===== INFORMATION PROVIDED =====

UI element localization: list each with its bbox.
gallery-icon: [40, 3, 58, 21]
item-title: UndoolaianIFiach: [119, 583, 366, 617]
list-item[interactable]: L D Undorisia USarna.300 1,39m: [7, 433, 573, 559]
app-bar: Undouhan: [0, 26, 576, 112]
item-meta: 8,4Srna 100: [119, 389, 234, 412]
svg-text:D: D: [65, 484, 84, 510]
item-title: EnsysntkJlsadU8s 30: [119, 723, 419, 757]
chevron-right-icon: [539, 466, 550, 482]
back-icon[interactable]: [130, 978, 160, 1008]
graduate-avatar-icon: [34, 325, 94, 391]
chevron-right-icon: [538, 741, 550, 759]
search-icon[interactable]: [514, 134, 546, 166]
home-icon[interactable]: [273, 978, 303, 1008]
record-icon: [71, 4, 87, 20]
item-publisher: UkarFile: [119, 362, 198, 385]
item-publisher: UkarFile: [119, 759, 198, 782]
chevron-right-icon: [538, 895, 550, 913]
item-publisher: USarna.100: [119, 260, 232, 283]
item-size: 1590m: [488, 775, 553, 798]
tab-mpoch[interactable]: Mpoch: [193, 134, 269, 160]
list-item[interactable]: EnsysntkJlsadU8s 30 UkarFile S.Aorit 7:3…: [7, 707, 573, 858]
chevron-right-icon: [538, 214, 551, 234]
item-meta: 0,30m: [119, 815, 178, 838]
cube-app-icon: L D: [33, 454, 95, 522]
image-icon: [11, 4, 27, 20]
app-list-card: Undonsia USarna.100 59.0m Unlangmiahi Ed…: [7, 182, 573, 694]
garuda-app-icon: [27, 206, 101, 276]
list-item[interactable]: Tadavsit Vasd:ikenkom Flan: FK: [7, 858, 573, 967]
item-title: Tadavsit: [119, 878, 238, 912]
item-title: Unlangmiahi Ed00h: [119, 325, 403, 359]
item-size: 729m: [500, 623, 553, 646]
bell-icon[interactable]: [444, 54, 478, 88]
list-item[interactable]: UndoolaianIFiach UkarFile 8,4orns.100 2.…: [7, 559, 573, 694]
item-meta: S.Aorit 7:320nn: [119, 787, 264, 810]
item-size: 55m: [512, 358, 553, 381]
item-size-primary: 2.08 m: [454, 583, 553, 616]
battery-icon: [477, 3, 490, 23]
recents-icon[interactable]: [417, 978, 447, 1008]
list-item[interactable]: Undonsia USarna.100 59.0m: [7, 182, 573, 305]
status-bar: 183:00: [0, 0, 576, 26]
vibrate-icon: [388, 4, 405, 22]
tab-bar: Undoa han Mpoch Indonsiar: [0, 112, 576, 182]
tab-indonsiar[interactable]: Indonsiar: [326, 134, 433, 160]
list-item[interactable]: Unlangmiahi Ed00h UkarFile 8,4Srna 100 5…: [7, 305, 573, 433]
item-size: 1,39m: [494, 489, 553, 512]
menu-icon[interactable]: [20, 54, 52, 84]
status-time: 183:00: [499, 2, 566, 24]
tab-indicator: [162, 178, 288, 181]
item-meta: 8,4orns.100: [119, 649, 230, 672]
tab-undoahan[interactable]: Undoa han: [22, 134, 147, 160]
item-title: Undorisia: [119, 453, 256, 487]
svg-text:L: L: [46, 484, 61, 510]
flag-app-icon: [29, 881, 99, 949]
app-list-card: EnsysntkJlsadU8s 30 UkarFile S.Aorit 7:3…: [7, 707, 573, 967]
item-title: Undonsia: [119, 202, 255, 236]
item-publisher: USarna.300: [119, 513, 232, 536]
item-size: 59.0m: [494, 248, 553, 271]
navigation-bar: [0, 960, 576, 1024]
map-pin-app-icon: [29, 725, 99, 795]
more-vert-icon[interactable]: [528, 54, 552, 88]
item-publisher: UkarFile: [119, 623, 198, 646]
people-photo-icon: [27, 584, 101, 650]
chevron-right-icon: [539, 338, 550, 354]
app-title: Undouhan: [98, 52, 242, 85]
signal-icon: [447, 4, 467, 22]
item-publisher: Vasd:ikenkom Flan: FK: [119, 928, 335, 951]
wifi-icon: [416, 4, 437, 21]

=====

**EXERCISE DETAILS**
Copy every line of the data above word for word, with no changes.

**SOLUTION**
UI element localization: list each with its bbox.
gallery-icon: [40, 3, 58, 21]
item-title: UndoolaianIFiach: [119, 583, 366, 617]
list-item[interactable]: L D Undorisia USarna.300 1,39m: [7, 433, 573, 559]
app-bar: Undouhan: [0, 26, 576, 112]
item-meta: 8,4Srna 100: [119, 389, 234, 412]
svg-text:D: D: [65, 484, 84, 510]
item-title: EnsysntkJlsadU8s 30: [119, 723, 419, 757]
chevron-right-icon: [539, 466, 550, 482]
back-icon[interactable]: [130, 978, 160, 1008]
graduate-avatar-icon: [34, 325, 94, 391]
chevron-right-icon: [538, 741, 550, 759]
search-icon[interactable]: [514, 134, 546, 166]
home-icon[interactable]: [273, 978, 303, 1008]
record-icon: [71, 4, 87, 20]
item-publisher: UkarFile: [119, 362, 198, 385]
item-publisher: UkarFile: [119, 759, 198, 782]
chevron-right-icon: [538, 895, 550, 913]
item-publisher: USarna.100: [119, 260, 232, 283]
item-size: 1590m: [488, 775, 553, 798]
tab-mpoch[interactable]: Mpoch: [193, 134, 269, 160]
list-item[interactable]: EnsysntkJlsadU8s 30 UkarFile S.Aorit 7:3…: [7, 707, 573, 858]
chevron-right-icon: [538, 214, 551, 234]
item-meta: 0,30m: [119, 815, 178, 838]
cube-app-icon: L D: [33, 454, 95, 522]
image-icon: [11, 4, 27, 20]
app-list-card: Undonsia USarna.100 59.0m Unlangmiahi Ed…: [7, 182, 573, 694]
garuda-app-icon: [27, 206, 101, 276]
list-item[interactable]: Tadavsit Vasd:ikenkom Flan: FK: [7, 858, 573, 967]
item-title: Tadavsit: [119, 878, 238, 912]
item-title: Unlangmiahi Ed00h: [119, 325, 403, 359]
item-size: 729m: [500, 623, 553, 646]
bell-icon[interactable]: [444, 54, 478, 88]
list-item[interactable]: UndoolaianIFiach UkarFile 8,4orns.100 2.…: [7, 559, 573, 694]
item-meta: S.Aorit 7:320nn: [119, 787, 264, 810]
item-size: 55m: [512, 358, 553, 381]
item-size-primary: 2.08 m: [454, 583, 553, 616]
battery-icon: [477, 3, 490, 23]
recents-icon[interactable]: [417, 978, 447, 1008]
list-item[interactable]: Undonsia USarna.100 59.0m: [7, 182, 573, 305]
status-bar: 183:00: [0, 0, 576, 26]
vibrate-icon: [388, 4, 405, 22]
tab-bar: Undoa han Mpoch Indonsiar: [0, 112, 576, 182]
tab-indonsiar[interactable]: Indonsiar: [326, 134, 433, 160]
list-item[interactable]: Unlangmiahi Ed00h UkarFile 8,4Srna 100 5…: [7, 305, 573, 433]
item-size: 1,39m: [494, 489, 553, 512]
menu-icon[interactable]: [20, 54, 52, 84]
status-time: 183:00: [499, 2, 566, 24]
tab-indicator: [162, 178, 288, 181]
item-meta: 8,4orns.100: [119, 649, 230, 672]
tab-undoahan[interactable]: Undoa han: [22, 134, 147, 160]
item-title: Undorisia: [119, 453, 256, 487]
svg-text:L: L: [46, 484, 61, 510]
flag-app-icon: [29, 881, 99, 949]
app-list-card: EnsysntkJlsadU8s 30 UkarFile S.Aorit 7:3…: [7, 707, 573, 967]
item-title: Undonsia: [119, 202, 255, 236]
item-publisher: USarna.300: [119, 513, 232, 536]
item-size: 59.0m: [494, 248, 553, 271]
navigation-bar: [0, 960, 576, 1024]
map-pin-app-icon: [29, 725, 99, 795]
more-vert-icon[interactable]: [528, 54, 552, 88]
item-publisher: UkarFile: [119, 623, 198, 646]
people-photo-icon: [27, 584, 101, 650]
chevron-right-icon: [539, 338, 550, 354]
app-title: Undouhan: [98, 52, 242, 85]
signal-icon: [447, 4, 467, 22]
item-publisher: Vasd:ikenkom Flan: FK: [119, 928, 335, 951]
wifi-icon: [416, 4, 437, 21]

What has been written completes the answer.